The program starts declaring a pair named my_pair with value (1 . -1) created by the cons operation. Then, a function with the identifier of my_abs is defined to calculate the absolute value of a variable. The second function that is named my_double will double a given value. The function that is called compose_fn is composed of two general functions f1 and f2, and a parameter n. The my_fun function is defined by calling the compose_fn with my_double and my_abs as arguments. Finally, the my_fun function is called by passing the car value of my_pair.

3. XML-Scheme Interpreter

The XML-Scheme interpreter was designed in an Object-Oriented model and implemented in Java [6]. Figure 1 shows a diagram with the most important classes of the XML-Scheme interpreter.

The interpreter parses a program in XML-Scheme and executes it. The Xerces-J DOM parser [7] is used to parse the XML document with embodied Scheme expressions. The result of the parsing step is a DOM Document. The Document is then processed and evaluated in the XMLScheme class. The key operations include value computation, variable binding, and procedure creation and evaluation.

Data types are determined and checked while the evaluation moves on. Typing rules are the same as those in Scheme. Values handled by the interpreter are Java objects implementing the common Value interface. In this program, seventeen Scheme operators were implemented, including +, -, *, /, <, =, define, lambda, if, cons, car, cdr, null?, '(), quote, quasiquote, and unquote. Data types handled by the interpreter include integer, real, Boolean, null and pair.

● Data rows
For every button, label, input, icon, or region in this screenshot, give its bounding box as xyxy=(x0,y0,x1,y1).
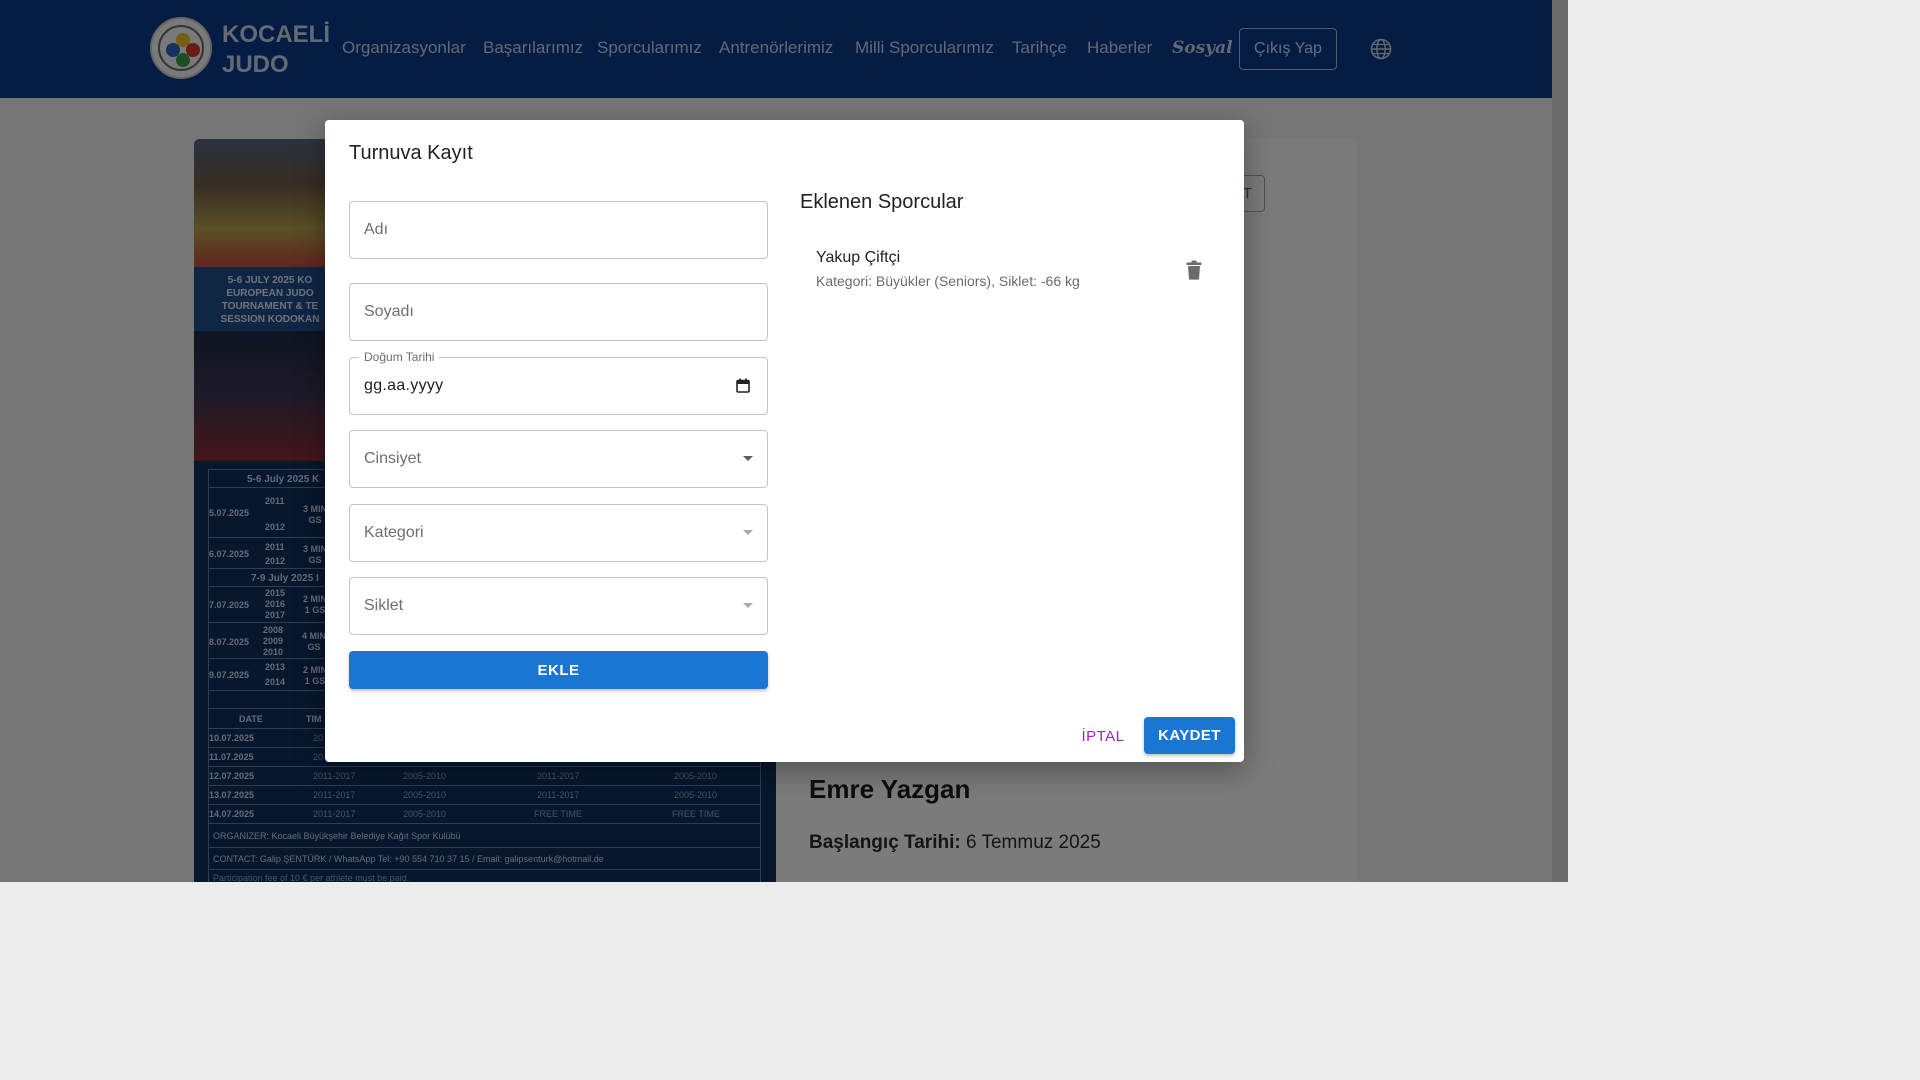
first-name-placeholder: Adı xyxy=(364,221,389,238)
athlete-details: Kategori: Büyükler (Seniors), Siklet: -6… xyxy=(816,273,1080,289)
chevron-down-icon xyxy=(743,603,753,608)
first-name-field[interactable]: Adı xyxy=(349,201,768,259)
last-name-placeholder: Soyadı xyxy=(364,303,414,320)
dialog-title: Turnuva Kayıt xyxy=(349,142,473,164)
add-athlete-button[interactable]: EKLE xyxy=(349,651,768,689)
birth-date-label: Doğum Tarihi xyxy=(359,350,440,364)
athlete-name: Yakup Çiftçi xyxy=(816,249,901,266)
birth-date-field[interactable]: Doğum Tarihi gg.aa.yyyy xyxy=(349,350,768,415)
weight-placeholder: Siklet xyxy=(364,597,404,614)
cancel-button[interactable]: İPTAL xyxy=(1075,722,1131,750)
added-athletes-title: Eklenen Sporcular xyxy=(800,191,964,213)
category-placeholder: Kategori xyxy=(364,524,424,541)
birth-date-value: gg.aa.yyyy xyxy=(364,377,444,394)
save-button[interactable]: KAYDET xyxy=(1144,717,1235,754)
category-select[interactable]: Kategori xyxy=(349,504,768,562)
last-name-field[interactable]: Soyadı xyxy=(349,283,768,341)
chevron-down-icon xyxy=(743,456,753,461)
gender-select[interactable]: Cinsiyet xyxy=(349,430,768,488)
delete-icon[interactable] xyxy=(1186,260,1202,280)
chevron-down-icon xyxy=(743,530,753,535)
tournament-registration-dialog: Turnuva Kayıt Adı Soyadı Doğum Tarihi gg… xyxy=(325,120,1244,762)
gender-placeholder: Cinsiyet xyxy=(364,450,421,467)
weight-select[interactable]: Siklet xyxy=(349,577,768,635)
calendar-icon[interactable] xyxy=(736,378,750,393)
athlete-list-item: Yakup Çiftçi Kategori: Büyükler (Seniors… xyxy=(800,238,1219,300)
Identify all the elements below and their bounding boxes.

● Brief 1
According to the XML-Scheme interpreter text, which parser is used to parse the XML document?
● Brief 2
In the records, rename "chevron-down-icon" to "dropdown-arrow-icon", starting at the line that has "first-name-placeholder: Adı xyxy=(364,221,389,238)" and stopping after the line that has "last-name-placeholder: Soyadı xyxy=(364,303,414,320)". Give only those lines, with nothing else changed.
The text and the records have no connection to each other.

● Output 1
The Xerces-J DOM parser.

● Output 2
first-name-placeholder: Adı xyxy=(364,221,389,238)
athlete-details: Kategori: Büyükler (Seniors), Siklet: -6… xyxy=(816,273,1080,289)
dropdown-arrow-icon xyxy=(743,603,753,608)
first-name-field[interactable]: Adı xyxy=(349,201,768,259)
last-name-placeholder: Soyadı xyxy=(364,303,414,320)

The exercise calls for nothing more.